───── Raw records ─────

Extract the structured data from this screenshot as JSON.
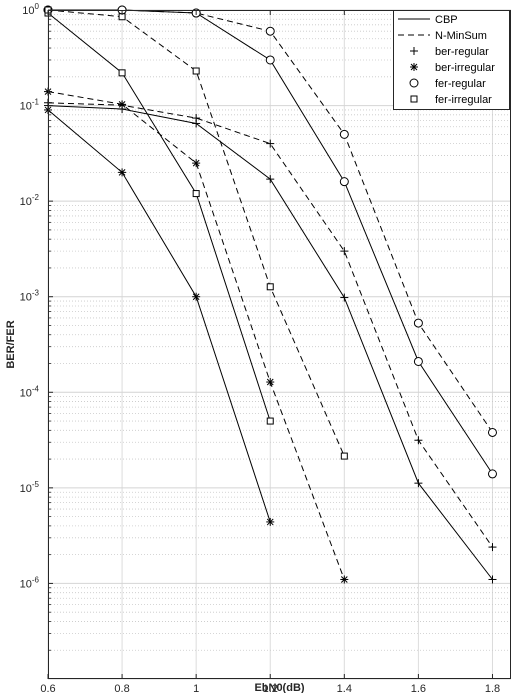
{
  "chart_data": {
    "type": "line",
    "xlabel": "EbN0(dB)",
    "ylabel": "BER/FER",
    "y_scale": "log",
    "xlim": [
      0.6,
      1.85
    ],
    "ylim": [
      1e-07,
      1.0
    ],
    "x_ticks": [
      0.6,
      0.8,
      1.0,
      1.2,
      1.4,
      1.6,
      1.8
    ],
    "x_tick_labels": [
      "0.6",
      "0.8",
      "1",
      "1.2",
      "1.4",
      "1.6",
      "1.8"
    ],
    "y_tick_exponents": [
      0,
      -1,
      -2,
      -3,
      -4,
      -5,
      -6
    ],
    "y_tick_base": "10",
    "grid": true,
    "minor_grid": true,
    "legend_position": "top-right",
    "legend": [
      {
        "label": "CBP",
        "line": "solid",
        "marker": "none"
      },
      {
        "label": "N-MinSum",
        "line": "dashed",
        "marker": "none"
      },
      {
        "label": "ber-regular",
        "line": "none",
        "marker": "plus"
      },
      {
        "label": "ber-irregular",
        "line": "none",
        "marker": "asterisk"
      },
      {
        "label": "fer-regular",
        "line": "none",
        "marker": "circle"
      },
      {
        "label": "fer-irregular",
        "line": "none",
        "marker": "square"
      }
    ],
    "series": [
      {
        "decoder": "CBP",
        "metric": "ber-regular",
        "line": "solid",
        "marker": "plus",
        "x": [
          0.6,
          0.8,
          1.0,
          1.2,
          1.4,
          1.6,
          1.8
        ],
        "y": [
          0.1,
          0.092,
          0.065,
          0.017,
          0.00098,
          1.12e-05,
          1.1e-06
        ]
      },
      {
        "decoder": "N-MinSum",
        "metric": "ber-regular",
        "line": "dashed",
        "marker": "plus",
        "x": [
          0.6,
          0.8,
          1.0,
          1.2,
          1.4,
          1.6,
          1.8
        ],
        "y": [
          0.107,
          0.101,
          0.074,
          0.04,
          0.003,
          3.15e-05,
          2.4e-06
        ]
      },
      {
        "decoder": "CBP",
        "metric": "ber-irregular",
        "line": "solid",
        "marker": "asterisk",
        "x": [
          0.6,
          0.8,
          1.0,
          1.2
        ],
        "y": [
          0.09,
          0.02,
          0.001,
          4.4e-06
        ]
      },
      {
        "decoder": "N-MinSum",
        "metric": "ber-irregular",
        "line": "dashed",
        "marker": "asterisk",
        "x": [
          0.6,
          0.8,
          1.0,
          1.2,
          1.4
        ],
        "y": [
          0.14,
          0.103,
          0.025,
          0.000128,
          1.1e-06
        ]
      },
      {
        "decoder": "CBP",
        "metric": "fer-regular",
        "line": "solid",
        "marker": "circle",
        "x": [
          0.6,
          0.8,
          1.0,
          1.2,
          1.4,
          1.6,
          1.8
        ],
        "y": [
          1.0,
          1.0,
          0.93,
          0.3,
          0.016,
          0.00021,
          1.4e-05
        ]
      },
      {
        "decoder": "N-MinSum",
        "metric": "fer-regular",
        "line": "dashed",
        "marker": "circle",
        "x": [
          0.6,
          0.8,
          1.0,
          1.2,
          1.4,
          1.6,
          1.8
        ],
        "y": [
          1.0,
          1.0,
          0.93,
          0.6,
          0.05,
          0.00053,
          3.8e-05
        ]
      },
      {
        "decoder": "CBP",
        "metric": "fer-irregular",
        "line": "solid",
        "marker": "square",
        "x": [
          0.6,
          0.8,
          1.0,
          1.2
        ],
        "y": [
          0.93,
          0.22,
          0.012,
          5e-05
        ]
      },
      {
        "decoder": "N-MinSum",
        "metric": "fer-irregular",
        "line": "dashed",
        "marker": "square",
        "x": [
          0.6,
          0.8,
          1.0,
          1.2,
          1.4
        ],
        "y": [
          1.0,
          0.85,
          0.23,
          0.00127,
          2.15e-05
        ]
      }
    ]
  }
}
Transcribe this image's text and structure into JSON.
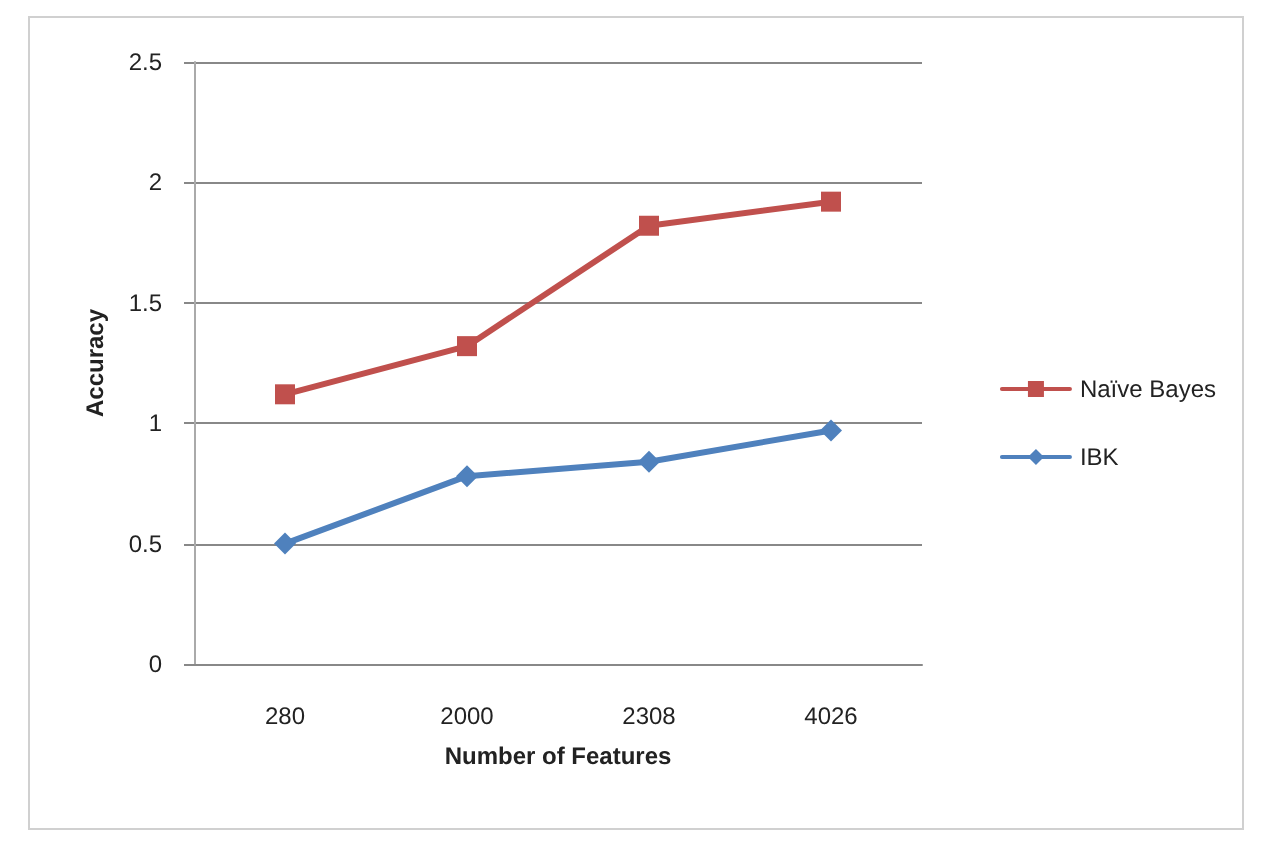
{
  "chart_data": {
    "type": "line",
    "xlabel": "Number of Features",
    "ylabel": "Accuracy",
    "categories": [
      "280",
      "2000",
      "2308",
      "4026"
    ],
    "series": [
      {
        "name": "Naïve Bayes",
        "color": "#c0504d",
        "values": [
          1.12,
          1.32,
          1.82,
          1.92
        ],
        "marker": "square"
      },
      {
        "name": "IBK",
        "color": "#4f81bd",
        "values": [
          0.5,
          0.78,
          0.84,
          0.97
        ],
        "marker": "diamond"
      }
    ],
    "ylim": [
      0,
      2.5
    ],
    "yticks": [
      0,
      0.5,
      1,
      1.5,
      2,
      2.5
    ],
    "grid": "y",
    "legend": "right",
    "line_style": "solid"
  }
}
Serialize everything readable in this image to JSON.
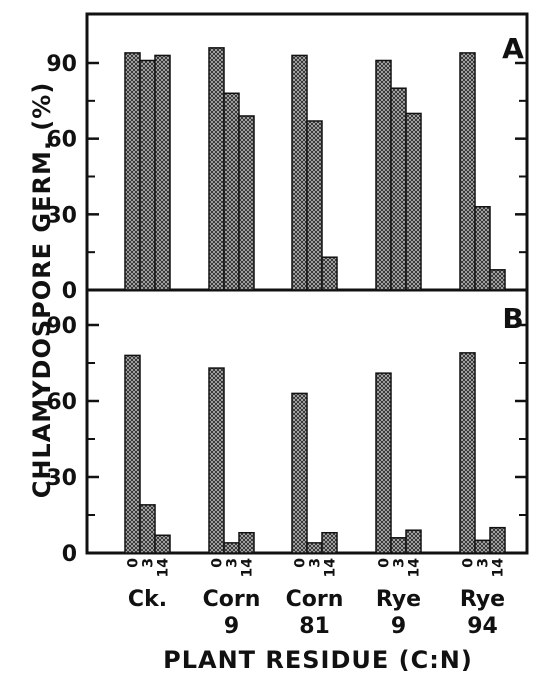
{
  "chart_data": {
    "type": "bar",
    "xlabel": "PLANT RESIDUE (C:N)",
    "ylabel": "CHLAMYDOSPORE GERM. (%)",
    "ylim": [
      0,
      100
    ],
    "yticks": [
      "0",
      "30",
      "60",
      "90"
    ],
    "bar_days": [
      "0",
      "3",
      "14"
    ],
    "categories": [
      {
        "line1": "Ck.",
        "line2": ""
      },
      {
        "line1": "Corn",
        "line2": "9"
      },
      {
        "line1": "Corn",
        "line2": "81"
      },
      {
        "line1": "Rye",
        "line2": "9"
      },
      {
        "line1": "Rye",
        "line2": "94"
      }
    ],
    "panels": [
      {
        "label": "A",
        "values": [
          [
            94,
            91,
            93
          ],
          [
            96,
            78,
            69
          ],
          [
            93,
            67,
            13
          ],
          [
            91,
            80,
            70
          ],
          [
            94,
            33,
            8
          ]
        ]
      },
      {
        "label": "B",
        "values": [
          [
            78,
            19,
            7
          ],
          [
            73,
            4,
            8
          ],
          [
            63,
            4,
            8
          ],
          [
            71,
            6,
            9
          ],
          [
            79,
            5,
            10
          ]
        ]
      }
    ],
    "bar_color": "#8a8a8a",
    "hatch": "crosshatch",
    "grid": false
  }
}
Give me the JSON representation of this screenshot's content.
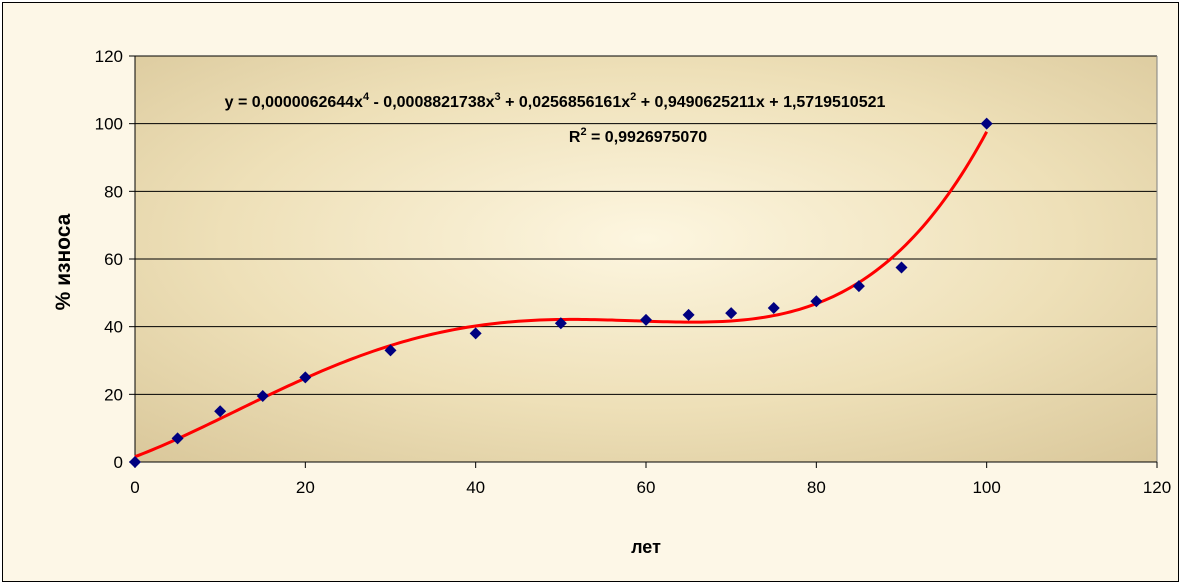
{
  "chart_data": {
    "type": "scatter",
    "xlabel": "лет",
    "ylabel": "% износа",
    "xlim": [
      0,
      120
    ],
    "ylim": [
      0,
      120
    ],
    "xticks": [
      "0",
      "20",
      "40",
      "60",
      "80",
      "100",
      "120"
    ],
    "yticks": [
      "0",
      "20",
      "40",
      "60",
      "80",
      "100",
      "120"
    ],
    "grid": "horizontal",
    "series": [
      {
        "x": [
          0,
          5,
          10,
          15,
          20,
          30,
          40,
          50,
          60,
          65,
          70,
          75,
          80,
          85,
          90,
          100
        ],
        "y": [
          0,
          7,
          15,
          19.5,
          25,
          33,
          38,
          41,
          42,
          43.5,
          44,
          45.5,
          47.5,
          52,
          57.5,
          100
        ],
        "color": "#000080",
        "marker": "diamond"
      }
    ],
    "trendline": {
      "type": "polynomial",
      "order": 4,
      "coefficients": [
        6.2644e-06,
        -0.0008821738,
        0.0256856161,
        0.9490625211,
        1.5719510521
      ],
      "color": "#ff0000",
      "x_range": [
        0,
        100
      ],
      "equation": {
        "prefix": "y = 0,0000062644x",
        "p4": "4",
        "mid1": " - 0,0008821738x",
        "p3": "3",
        "mid2": " + 0,0256856161x",
        "p2": "2",
        "suffix": " + 0,9490625211x + 1,5719510521"
      },
      "r2": {
        "label": "R",
        "sup": "2",
        "value": " = 0,9926975070"
      }
    }
  }
}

─────

# What you will do
Pictures don't belong in the copy. Transcribe every record exactly as it appears.

# Answer
Extract the structured data from this screenshot as JSON.
{
  "chart_data": {
    "type": "line",
    "xlabel": "EbN0(dB)",
    "ylabel": "BER/FER",
    "y_scale": "log",
    "xlim": [
      0.6,
      1.85
    ],
    "ylim": [
      1e-07,
      1.0
    ],
    "x_ticks": [
      0.6,
      0.8,
      1.0,
      1.2,
      1.4,
      1.6,
      1.8
    ],
    "x_tick_labels": [
      "0.6",
      "0.8",
      "1",
      "1.2",
      "1.4",
      "1.6",
      "1.8"
    ],
    "y_tick_exponents": [
      0,
      -1,
      -2,
      -3,
      -4,
      -5,
      -6
    ],
    "y_tick_base": "10",
    "grid": true,
    "minor_grid": true,
    "legend_position": "top-right",
    "legend": [
      {
        "label": "CBP",
        "line": "solid",
        "marker": "none"
      },
      {
        "label": "N-MinSum",
        "line": "dashed",
        "marker": "none"
      },
      {
        "label": "ber-regular",
        "line": "none",
        "marker": "plus"
      },
      {
        "label": "ber-irregular",
        "line": "none",
        "marker": "asterisk"
      },
      {
        "label": "fer-regular",
        "line": "none",
        "marker": "circle"
      },
      {
        "label": "fer-irregular",
        "line": "none",
        "marker": "square"
      }
    ],
    "series": [
      {
        "decoder": "CBP",
        "metric": "ber-regular",
        "line": "solid",
        "marker": "plus",
        "x": [
          0.6,
          0.8,
          1.0,
          1.2,
          1.4,
          1.6,
          1.8
        ],
        "y": [
          0.1,
          0.092,
          0.065,
          0.017,
          0.00098,
          1.12e-05,
          1.1e-06
        ]
      },
      {
        "decoder": "N-MinSum",
        "metric": "ber-regular",
        "line": "dashed",
        "marker": "plus",
        "x": [
          0.6,
          0.8,
          1.0,
          1.2,
          1.4,
          1.6,
          1.8
        ],
        "y": [
          0.107,
          0.101,
          0.074,
          0.04,
          0.003,
          3.15e-05,
          2.4e-06
        ]
      },
      {
        "decoder": "CBP",
        "metric": "ber-irregular",
        "line": "solid",
        "marker": "asterisk",
        "x": [
          0.6,
          0.8,
          1.0,
          1.2
        ],
        "y": [
          0.09,
          0.02,
          0.001,
          4.4e-06
        ]
      },
      {
        "decoder": "N-MinSum",
        "metric": "ber-irregular",
        "line": "dashed",
        "marker": "asterisk",
        "x": [
          0.6,
          0.8,
          1.0,
          1.2,
          1.4
        ],
        "y": [
          0.14,
          0.103,
          0.025,
          0.000128,
          1.1e-06
        ]
      },
      {
        "decoder": "CBP",
        "metric": "fer-regular",
        "line": "solid",
        "marker": "circle",
        "x": [
          0.6,
          0.8,
          1.0,
          1.2,
          1.4,
          1.6,
          1.8
        ],
        "y": [
          1.0,
          1.0,
          0.93,
          0.3,
          0.016,
          0.00021,
          1.4e-05
        ]
      },
      {
        "decoder": "N-MinSum",
        "metric": "fer-regular",
        "line": "dashed",
        "marker": "circle",
        "x": [
          0.6,
          0.8,
          1.0,
          1.2,
          1.4,
          1.6,
          1.8
        ],
        "y": [
          1.0,
          1.0,
          0.93,
          0.6,
          0.05,
          0.00053,
          3.8e-05
        ]
      },
      {
        "decoder": "CBP",
        "metric": "fer-irregular",
        "line": "solid",
        "marker": "square",
        "x": [
          0.6,
          0.8,
          1.0,
          1.2
        ],
        "y": [
          0.93,
          0.22,
          0.012,
          5e-05
        ]
      },
      {
        "decoder": "N-MinSum",
        "metric": "fer-irregular",
        "line": "dashed",
        "marker": "square",
        "x": [
          0.6,
          0.8,
          1.0,
          1.2,
          1.4
        ],
        "y": [
          1.0,
          0.85,
          0.23,
          0.00127,
          2.15e-05
        ]
      }
    ]
  }
}
Transcribe this image's text and structure into JSON.
{
  "chart_data": {
    "type": "line",
    "xlabel": "Number of Features",
    "ylabel": "Accuracy",
    "categories": [
      "280",
      "2000",
      "2308",
      "4026"
    ],
    "series": [
      {
        "name": "Naïve Bayes",
        "color": "#c0504d",
        "values": [
          1.12,
          1.32,
          1.82,
          1.92
        ],
        "marker": "square"
      },
      {
        "name": "IBK",
        "color": "#4f81bd",
        "values": [
          0.5,
          0.78,
          0.84,
          0.97
        ],
        "marker": "diamond"
      }
    ],
    "ylim": [
      0,
      2.5
    ],
    "yticks": [
      0,
      0.5,
      1,
      1.5,
      2,
      2.5
    ],
    "grid": "y",
    "legend": "right",
    "line_style": "solid"
  }
}
Serialize everything readable in this image to JSON.
{
  "chart_data": {
    "type": "bar",
    "xlabel": "PLANT RESIDUE (C:N)",
    "ylabel": "CHLAMYDOSPORE GERM. (%)",
    "ylim": [
      0,
      100
    ],
    "yticks": [
      "0",
      "30",
      "60",
      "90"
    ],
    "bar_days": [
      "0",
      "3",
      "14"
    ],
    "categories": [
      {
        "line1": "Ck.",
        "line2": ""
      },
      {
        "line1": "Corn",
        "line2": "9"
      },
      {
        "line1": "Corn",
        "line2": "81"
      },
      {
        "line1": "Rye",
        "line2": "9"
      },
      {
        "line1": "Rye",
        "line2": "94"
      }
    ],
    "panels": [
      {
        "label": "A",
        "values": [
          [
            94,
            91,
            93
          ],
          [
            96,
            78,
            69
          ],
          [
            93,
            67,
            13
          ],
          [
            91,
            80,
            70
          ],
          [
            94,
            33,
            8
          ]
        ]
      },
      {
        "label": "B",
        "values": [
          [
            78,
            19,
            7
          ],
          [
            73,
            4,
            8
          ],
          [
            63,
            4,
            8
          ],
          [
            71,
            6,
            9
          ],
          [
            79,
            5,
            10
          ]
        ]
      }
    ],
    "bar_color": "#8a8a8a",
    "hatch": "crosshatch",
    "grid": false
  }
}
Give me the JSON representation of this screenshot's content.
{
  "chart_data": {
    "type": "scatter",
    "xlabel": "лет",
    "ylabel": "% износа",
    "xlim": [
      0,
      120
    ],
    "ylim": [
      0,
      120
    ],
    "xticks": [
      "0",
      "20",
      "40",
      "60",
      "80",
      "100",
      "120"
    ],
    "yticks": [
      "0",
      "20",
      "40",
      "60",
      "80",
      "100",
      "120"
    ],
    "grid": "horizontal",
    "series": [
      {
        "x": [
          0,
          5,
          10,
          15,
          20,
          30,
          40,
          50,
          60,
          65,
          70,
          75,
          80,
          85,
          90,
          100
        ],
        "y": [
          0,
          7,
          15,
          19.5,
          25,
          33,
          38,
          41,
          42,
          43.5,
          44,
          45.5,
          47.5,
          52,
          57.5,
          100
        ],
        "color": "#000080",
        "marker": "diamond"
      }
    ],
    "trendline": {
      "type": "polynomial",
      "order": 4,
      "coefficients": [
        6.2644e-06,
        -0.0008821738,
        0.0256856161,
        0.9490625211,
        1.5719510521
      ],
      "color": "#ff0000",
      "x_range": [
        0,
        100
      ],
      "equation": {
        "prefix": "y = 0,0000062644x",
        "p4": "4",
        "mid1": " - 0,0008821738x",
        "p3": "3",
        "mid2": " + 0,0256856161x",
        "p2": "2",
        "suffix": " + 0,9490625211x + 1,5719510521"
      },
      "r2": {
        "label": "R",
        "sup": "2",
        "value": " = 0,9926975070"
      }
    }
  }
}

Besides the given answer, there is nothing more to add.